Element and coordinate records
Start

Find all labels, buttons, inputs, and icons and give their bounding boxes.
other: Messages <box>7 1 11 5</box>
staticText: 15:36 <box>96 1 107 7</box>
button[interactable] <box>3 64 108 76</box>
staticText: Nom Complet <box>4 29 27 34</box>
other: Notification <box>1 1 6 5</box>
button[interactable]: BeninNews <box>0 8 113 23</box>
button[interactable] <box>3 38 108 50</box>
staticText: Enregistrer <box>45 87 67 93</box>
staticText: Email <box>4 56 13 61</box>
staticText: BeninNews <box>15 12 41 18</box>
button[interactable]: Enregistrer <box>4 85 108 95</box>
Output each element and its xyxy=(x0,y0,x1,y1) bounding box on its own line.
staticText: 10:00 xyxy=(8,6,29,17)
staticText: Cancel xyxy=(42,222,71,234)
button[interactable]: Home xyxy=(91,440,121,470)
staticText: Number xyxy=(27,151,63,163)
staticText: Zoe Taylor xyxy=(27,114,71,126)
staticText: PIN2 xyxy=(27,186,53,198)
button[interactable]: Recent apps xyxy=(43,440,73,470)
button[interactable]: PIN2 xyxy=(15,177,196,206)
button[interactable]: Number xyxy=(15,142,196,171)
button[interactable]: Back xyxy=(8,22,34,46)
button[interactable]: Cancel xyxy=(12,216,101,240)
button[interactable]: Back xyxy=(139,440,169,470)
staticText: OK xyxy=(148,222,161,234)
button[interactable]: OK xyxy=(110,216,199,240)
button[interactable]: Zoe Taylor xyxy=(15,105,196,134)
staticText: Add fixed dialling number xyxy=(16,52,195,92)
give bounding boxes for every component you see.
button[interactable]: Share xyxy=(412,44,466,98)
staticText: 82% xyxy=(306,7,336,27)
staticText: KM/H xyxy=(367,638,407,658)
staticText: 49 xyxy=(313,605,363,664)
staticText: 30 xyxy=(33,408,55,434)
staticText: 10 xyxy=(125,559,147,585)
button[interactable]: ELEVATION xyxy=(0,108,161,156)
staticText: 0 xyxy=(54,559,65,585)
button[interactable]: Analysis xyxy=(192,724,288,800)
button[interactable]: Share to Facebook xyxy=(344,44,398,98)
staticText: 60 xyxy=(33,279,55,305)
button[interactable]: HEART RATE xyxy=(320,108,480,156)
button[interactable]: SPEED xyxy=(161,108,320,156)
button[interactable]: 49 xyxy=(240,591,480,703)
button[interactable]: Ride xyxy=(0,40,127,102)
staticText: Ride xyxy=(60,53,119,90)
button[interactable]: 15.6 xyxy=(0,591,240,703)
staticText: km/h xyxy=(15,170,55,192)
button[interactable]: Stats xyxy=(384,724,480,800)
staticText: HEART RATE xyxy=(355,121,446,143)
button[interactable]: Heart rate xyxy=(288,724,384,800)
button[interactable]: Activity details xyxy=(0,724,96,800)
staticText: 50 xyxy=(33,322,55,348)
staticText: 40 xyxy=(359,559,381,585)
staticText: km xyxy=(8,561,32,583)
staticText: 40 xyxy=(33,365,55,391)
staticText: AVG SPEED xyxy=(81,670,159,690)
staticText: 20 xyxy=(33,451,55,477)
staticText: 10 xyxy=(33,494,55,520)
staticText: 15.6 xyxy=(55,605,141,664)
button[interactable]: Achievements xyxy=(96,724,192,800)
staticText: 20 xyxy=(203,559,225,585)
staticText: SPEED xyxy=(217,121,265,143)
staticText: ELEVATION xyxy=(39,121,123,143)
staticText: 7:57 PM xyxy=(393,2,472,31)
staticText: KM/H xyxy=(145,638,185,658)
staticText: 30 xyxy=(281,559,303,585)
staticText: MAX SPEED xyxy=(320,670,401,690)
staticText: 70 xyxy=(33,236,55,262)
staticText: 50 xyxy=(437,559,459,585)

End

## Work to complete:
Copy all of the records above line for line, leaving every character unchanged.

## Solution:
Find all labels, buttons, inputs, and icons and give their bounding boxes.
other: Messages <box>7 1 11 5</box>
staticText: 15:36 <box>96 1 107 7</box>
button[interactable] <box>3 64 108 76</box>
staticText: Nom Complet <box>4 29 27 34</box>
other: Notification <box>1 1 6 5</box>
button[interactable]: BeninNews <box>0 8 113 23</box>
button[interactable] <box>3 38 108 50</box>
staticText: Enregistrer <box>45 87 67 93</box>
staticText: Email <box>4 56 13 61</box>
staticText: BeninNews <box>15 12 41 18</box>
button[interactable]: Enregistrer <box>4 85 108 95</box>
Output each element and its xyxy=(x0,y0,x1,y1) bounding box on its own line.
staticText: 10:00 xyxy=(8,6,29,17)
staticText: Cancel xyxy=(42,222,71,234)
button[interactable]: Home xyxy=(91,440,121,470)
staticText: Number xyxy=(27,151,63,163)
staticText: Zoe Taylor xyxy=(27,114,71,126)
staticText: PIN2 xyxy=(27,186,53,198)
button[interactable]: Recent apps xyxy=(43,440,73,470)
button[interactable]: PIN2 xyxy=(15,177,196,206)
button[interactable]: Number xyxy=(15,142,196,171)
button[interactable]: Back xyxy=(8,22,34,46)
button[interactable]: Cancel xyxy=(12,216,101,240)
button[interactable]: Back xyxy=(139,440,169,470)
staticText: OK xyxy=(148,222,161,234)
button[interactable]: OK xyxy=(110,216,199,240)
button[interactable]: Zoe Taylor xyxy=(15,105,196,134)
staticText: Add fixed dialling number xyxy=(16,52,195,92)
give bounding boxes for every component you see.
button[interactable]: Share xyxy=(412,44,466,98)
staticText: 82% xyxy=(306,7,336,27)
staticText: KM/H xyxy=(367,638,407,658)
staticText: 49 xyxy=(313,605,363,664)
staticText: 30 xyxy=(33,408,55,434)
staticText: 10 xyxy=(125,559,147,585)
button[interactable]: ELEVATION xyxy=(0,108,161,156)
staticText: 0 xyxy=(54,559,65,585)
button[interactable]: Analysis xyxy=(192,724,288,800)
button[interactable]: Share to Facebook xyxy=(344,44,398,98)
staticText: 60 xyxy=(33,279,55,305)
button[interactable]: HEART RATE xyxy=(320,108,480,156)
button[interactable]: SPEED xyxy=(161,108,320,156)
button[interactable]: 49 xyxy=(240,591,480,703)
button[interactable]: Ride xyxy=(0,40,127,102)
staticText: Ride xyxy=(60,53,119,90)
button[interactable]: 15.6 xyxy=(0,591,240,703)
staticText: km/h xyxy=(15,170,55,192)
button[interactable]: Stats xyxy=(384,724,480,800)
staticText: HEART RATE xyxy=(355,121,446,143)
button[interactable]: Heart rate xyxy=(288,724,384,800)
button[interactable]: Activity details xyxy=(0,724,96,800)
staticText: 50 xyxy=(33,322,55,348)
staticText: 40 xyxy=(359,559,381,585)
staticText: km xyxy=(8,561,32,583)
staticText: 40 xyxy=(33,365,55,391)
staticText: AVG SPEED xyxy=(81,670,159,690)
staticText: 20 xyxy=(33,451,55,477)
staticText: 10 xyxy=(33,494,55,520)
staticText: 15.6 xyxy=(55,605,141,664)
button[interactable]: Achievements xyxy=(96,724,192,800)
staticText: 20 xyxy=(203,559,225,585)
staticText: SPEED xyxy=(217,121,265,143)
staticText: ELEVATION xyxy=(39,121,123,143)
staticText: 7:57 PM xyxy=(393,2,472,31)
staticText: KM/H xyxy=(145,638,185,658)
staticText: 30 xyxy=(281,559,303,585)
staticText: MAX SPEED xyxy=(320,670,401,690)
staticText: 70 xyxy=(33,236,55,262)
staticText: 50 xyxy=(437,559,459,585)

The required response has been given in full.